*** Opening of DATA SUPPLIED ***

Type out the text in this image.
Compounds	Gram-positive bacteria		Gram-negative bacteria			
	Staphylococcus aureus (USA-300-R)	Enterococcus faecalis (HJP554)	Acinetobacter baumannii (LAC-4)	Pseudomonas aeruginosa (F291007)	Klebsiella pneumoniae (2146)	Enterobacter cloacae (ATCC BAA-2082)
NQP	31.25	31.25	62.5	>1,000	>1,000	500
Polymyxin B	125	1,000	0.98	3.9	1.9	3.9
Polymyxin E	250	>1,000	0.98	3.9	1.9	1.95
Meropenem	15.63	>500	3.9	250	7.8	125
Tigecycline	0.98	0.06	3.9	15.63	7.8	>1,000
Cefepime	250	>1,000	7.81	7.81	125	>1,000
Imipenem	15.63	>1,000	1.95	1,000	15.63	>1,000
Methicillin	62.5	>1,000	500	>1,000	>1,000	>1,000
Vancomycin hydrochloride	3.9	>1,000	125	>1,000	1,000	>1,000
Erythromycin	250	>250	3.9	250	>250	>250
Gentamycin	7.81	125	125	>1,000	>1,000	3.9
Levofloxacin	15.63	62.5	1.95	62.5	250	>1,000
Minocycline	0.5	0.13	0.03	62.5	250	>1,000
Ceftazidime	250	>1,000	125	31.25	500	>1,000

*** Close of DATA SUPPLIED ***
*** Opening of DATA SUPPLIED ***

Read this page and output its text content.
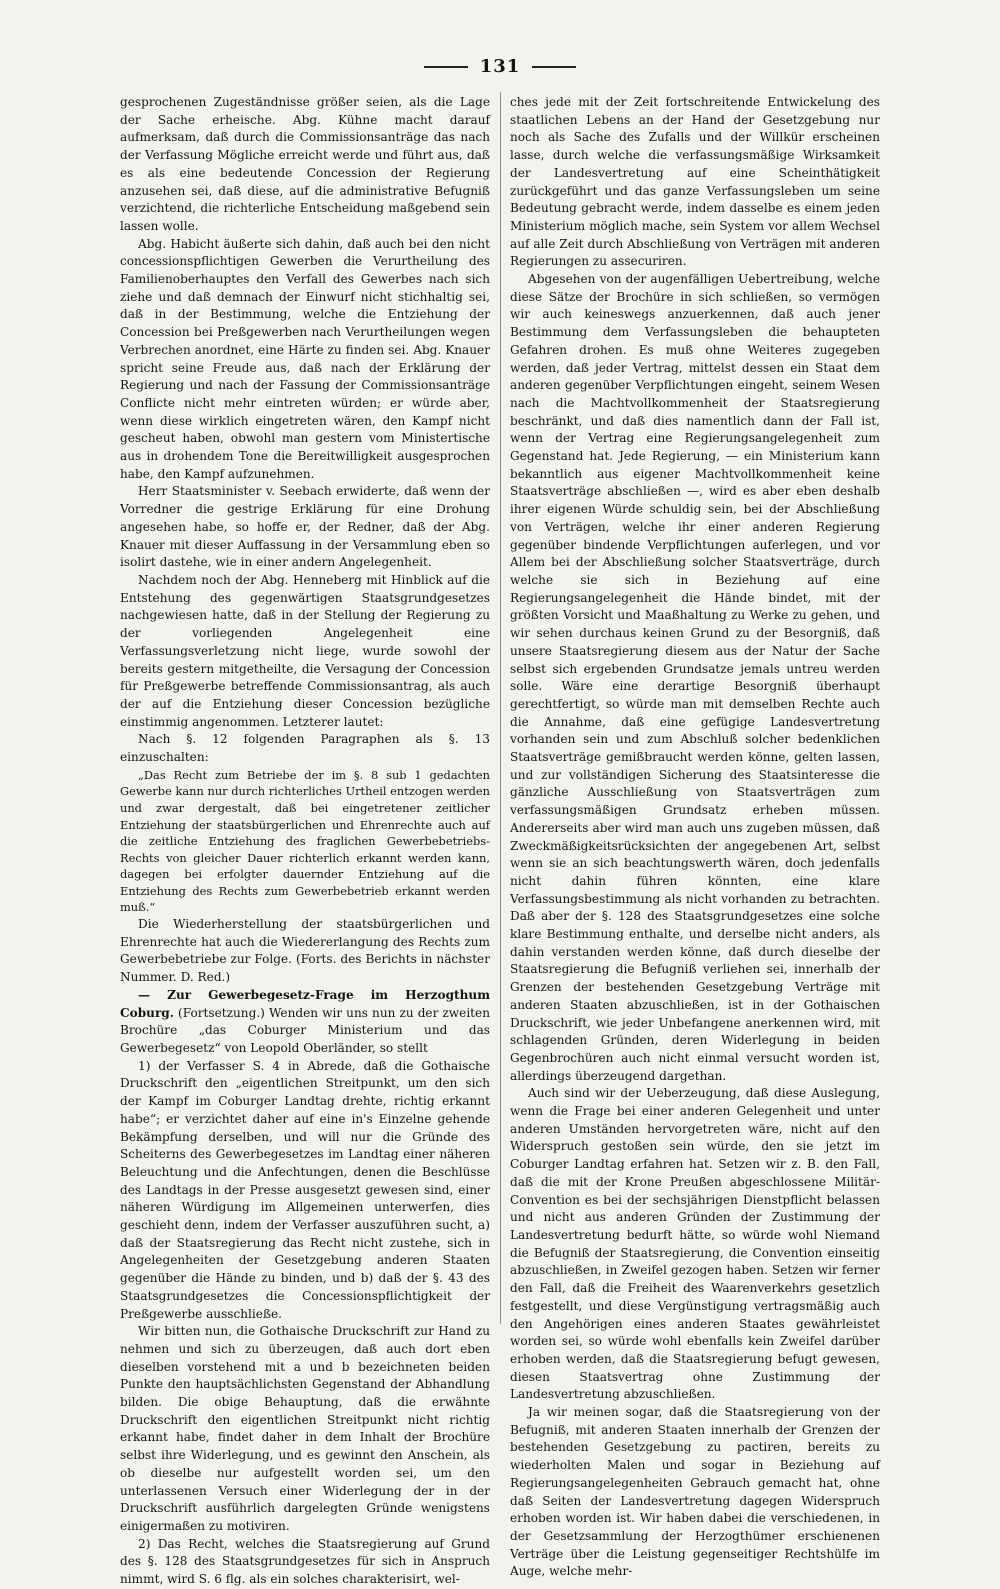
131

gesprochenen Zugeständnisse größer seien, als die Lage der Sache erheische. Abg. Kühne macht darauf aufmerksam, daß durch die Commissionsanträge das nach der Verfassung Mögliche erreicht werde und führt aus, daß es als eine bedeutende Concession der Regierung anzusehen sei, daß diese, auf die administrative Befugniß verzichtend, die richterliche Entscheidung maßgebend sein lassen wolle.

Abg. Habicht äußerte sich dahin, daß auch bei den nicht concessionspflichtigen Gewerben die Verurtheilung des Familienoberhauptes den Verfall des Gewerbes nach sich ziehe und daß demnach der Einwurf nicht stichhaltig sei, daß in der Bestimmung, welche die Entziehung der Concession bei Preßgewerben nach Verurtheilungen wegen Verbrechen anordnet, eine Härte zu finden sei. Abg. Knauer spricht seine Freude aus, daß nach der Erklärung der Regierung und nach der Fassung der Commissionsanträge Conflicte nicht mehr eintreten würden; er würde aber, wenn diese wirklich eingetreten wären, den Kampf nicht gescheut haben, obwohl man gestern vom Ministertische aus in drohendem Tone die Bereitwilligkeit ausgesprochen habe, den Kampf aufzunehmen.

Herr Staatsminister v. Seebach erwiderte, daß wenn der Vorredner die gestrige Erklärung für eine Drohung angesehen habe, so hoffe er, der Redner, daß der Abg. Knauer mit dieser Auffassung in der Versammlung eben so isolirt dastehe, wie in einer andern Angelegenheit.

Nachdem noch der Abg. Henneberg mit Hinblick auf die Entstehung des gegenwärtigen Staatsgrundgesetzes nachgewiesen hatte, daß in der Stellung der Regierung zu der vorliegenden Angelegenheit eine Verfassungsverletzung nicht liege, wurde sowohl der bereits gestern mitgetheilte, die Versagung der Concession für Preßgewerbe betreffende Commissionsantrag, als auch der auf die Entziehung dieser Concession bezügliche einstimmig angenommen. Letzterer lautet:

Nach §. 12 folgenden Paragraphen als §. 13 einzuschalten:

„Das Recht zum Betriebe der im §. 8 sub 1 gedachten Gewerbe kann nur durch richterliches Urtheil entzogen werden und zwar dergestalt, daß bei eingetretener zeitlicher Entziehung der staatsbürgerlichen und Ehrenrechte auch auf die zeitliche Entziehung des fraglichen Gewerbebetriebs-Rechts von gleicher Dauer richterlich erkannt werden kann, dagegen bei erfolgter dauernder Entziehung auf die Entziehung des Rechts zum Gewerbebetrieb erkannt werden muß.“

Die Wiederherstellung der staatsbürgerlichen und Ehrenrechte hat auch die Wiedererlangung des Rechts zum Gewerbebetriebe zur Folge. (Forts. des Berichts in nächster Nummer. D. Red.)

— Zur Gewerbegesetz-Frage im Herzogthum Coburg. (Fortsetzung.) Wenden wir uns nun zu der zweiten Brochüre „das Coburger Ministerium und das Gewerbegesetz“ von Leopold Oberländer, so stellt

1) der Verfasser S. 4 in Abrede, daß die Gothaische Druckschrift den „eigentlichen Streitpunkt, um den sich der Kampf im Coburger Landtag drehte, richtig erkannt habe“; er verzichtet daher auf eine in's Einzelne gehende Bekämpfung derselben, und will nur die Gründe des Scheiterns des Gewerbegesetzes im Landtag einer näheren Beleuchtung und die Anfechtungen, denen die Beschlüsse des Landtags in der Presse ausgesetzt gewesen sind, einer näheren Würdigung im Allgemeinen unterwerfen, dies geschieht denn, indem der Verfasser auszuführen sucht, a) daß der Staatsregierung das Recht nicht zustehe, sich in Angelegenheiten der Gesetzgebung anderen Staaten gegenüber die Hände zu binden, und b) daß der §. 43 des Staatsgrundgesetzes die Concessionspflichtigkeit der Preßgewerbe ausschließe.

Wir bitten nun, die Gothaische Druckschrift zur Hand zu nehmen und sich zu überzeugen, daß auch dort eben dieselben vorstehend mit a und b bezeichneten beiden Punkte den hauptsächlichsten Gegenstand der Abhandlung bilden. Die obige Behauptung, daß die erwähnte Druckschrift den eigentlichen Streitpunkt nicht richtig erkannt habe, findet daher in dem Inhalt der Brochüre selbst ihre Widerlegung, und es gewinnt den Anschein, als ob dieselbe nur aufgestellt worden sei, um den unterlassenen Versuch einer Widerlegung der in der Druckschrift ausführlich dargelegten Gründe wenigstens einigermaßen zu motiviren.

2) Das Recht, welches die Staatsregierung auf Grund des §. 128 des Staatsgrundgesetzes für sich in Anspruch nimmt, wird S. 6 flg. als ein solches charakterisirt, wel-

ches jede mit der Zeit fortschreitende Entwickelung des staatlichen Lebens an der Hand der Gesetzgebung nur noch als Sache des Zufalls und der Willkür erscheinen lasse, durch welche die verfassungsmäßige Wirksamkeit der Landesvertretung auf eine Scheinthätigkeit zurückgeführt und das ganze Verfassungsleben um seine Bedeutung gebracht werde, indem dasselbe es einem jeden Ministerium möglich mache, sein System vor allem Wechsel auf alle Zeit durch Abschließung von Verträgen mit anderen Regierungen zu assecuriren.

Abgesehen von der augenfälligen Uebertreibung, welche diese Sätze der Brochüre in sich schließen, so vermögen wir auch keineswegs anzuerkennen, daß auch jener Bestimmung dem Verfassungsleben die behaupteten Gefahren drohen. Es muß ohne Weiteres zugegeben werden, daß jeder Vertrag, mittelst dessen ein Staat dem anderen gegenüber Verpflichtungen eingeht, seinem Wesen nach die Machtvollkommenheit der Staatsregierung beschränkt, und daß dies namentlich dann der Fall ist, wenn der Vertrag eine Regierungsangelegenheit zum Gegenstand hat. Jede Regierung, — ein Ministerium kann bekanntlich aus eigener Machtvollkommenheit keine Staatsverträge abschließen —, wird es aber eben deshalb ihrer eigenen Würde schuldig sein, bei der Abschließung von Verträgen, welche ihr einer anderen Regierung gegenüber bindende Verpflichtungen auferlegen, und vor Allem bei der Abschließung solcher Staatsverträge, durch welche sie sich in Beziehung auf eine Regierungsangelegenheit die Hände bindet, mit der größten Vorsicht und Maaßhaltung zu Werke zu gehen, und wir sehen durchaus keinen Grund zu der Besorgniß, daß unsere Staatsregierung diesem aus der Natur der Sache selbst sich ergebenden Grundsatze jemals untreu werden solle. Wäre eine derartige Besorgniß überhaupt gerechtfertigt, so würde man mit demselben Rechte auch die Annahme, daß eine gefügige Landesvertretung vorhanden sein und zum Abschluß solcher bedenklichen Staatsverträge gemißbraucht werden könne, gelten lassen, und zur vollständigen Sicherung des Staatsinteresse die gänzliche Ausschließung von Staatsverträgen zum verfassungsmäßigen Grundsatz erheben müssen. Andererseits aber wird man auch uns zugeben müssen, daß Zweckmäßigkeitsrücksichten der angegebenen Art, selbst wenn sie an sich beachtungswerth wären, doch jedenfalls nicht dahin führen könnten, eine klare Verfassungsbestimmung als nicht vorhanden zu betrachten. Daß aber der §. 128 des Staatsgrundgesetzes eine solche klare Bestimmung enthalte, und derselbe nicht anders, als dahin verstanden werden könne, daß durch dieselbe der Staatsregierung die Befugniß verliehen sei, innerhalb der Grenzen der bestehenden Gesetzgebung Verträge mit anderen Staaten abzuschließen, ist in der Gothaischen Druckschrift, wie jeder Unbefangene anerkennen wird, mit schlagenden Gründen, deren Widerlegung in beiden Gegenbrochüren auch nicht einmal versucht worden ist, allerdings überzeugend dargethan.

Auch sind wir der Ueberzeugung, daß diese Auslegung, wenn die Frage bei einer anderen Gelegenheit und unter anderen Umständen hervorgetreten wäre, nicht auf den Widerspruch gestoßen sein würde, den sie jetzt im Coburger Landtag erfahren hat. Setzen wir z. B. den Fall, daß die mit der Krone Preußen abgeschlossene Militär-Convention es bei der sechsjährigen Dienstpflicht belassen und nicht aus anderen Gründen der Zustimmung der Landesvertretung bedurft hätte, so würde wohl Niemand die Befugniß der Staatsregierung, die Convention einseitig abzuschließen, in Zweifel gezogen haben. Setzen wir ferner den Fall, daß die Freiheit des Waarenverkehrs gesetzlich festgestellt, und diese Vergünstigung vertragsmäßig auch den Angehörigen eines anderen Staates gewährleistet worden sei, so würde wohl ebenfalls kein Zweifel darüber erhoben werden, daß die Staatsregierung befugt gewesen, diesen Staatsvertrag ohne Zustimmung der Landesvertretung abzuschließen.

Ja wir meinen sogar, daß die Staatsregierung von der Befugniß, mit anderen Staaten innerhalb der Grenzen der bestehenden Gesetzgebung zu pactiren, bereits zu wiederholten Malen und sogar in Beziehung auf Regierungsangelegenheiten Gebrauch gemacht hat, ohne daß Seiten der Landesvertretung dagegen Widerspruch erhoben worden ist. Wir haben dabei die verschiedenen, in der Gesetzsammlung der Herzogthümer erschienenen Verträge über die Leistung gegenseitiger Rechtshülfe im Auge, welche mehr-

*** Close of DATA SUPPLIED ***

-- TASK GOAL --
Looking at the material above, count the lines containing the string "text" and reply with the count alone.

-- ANSWER TO THE PROBLEM --
2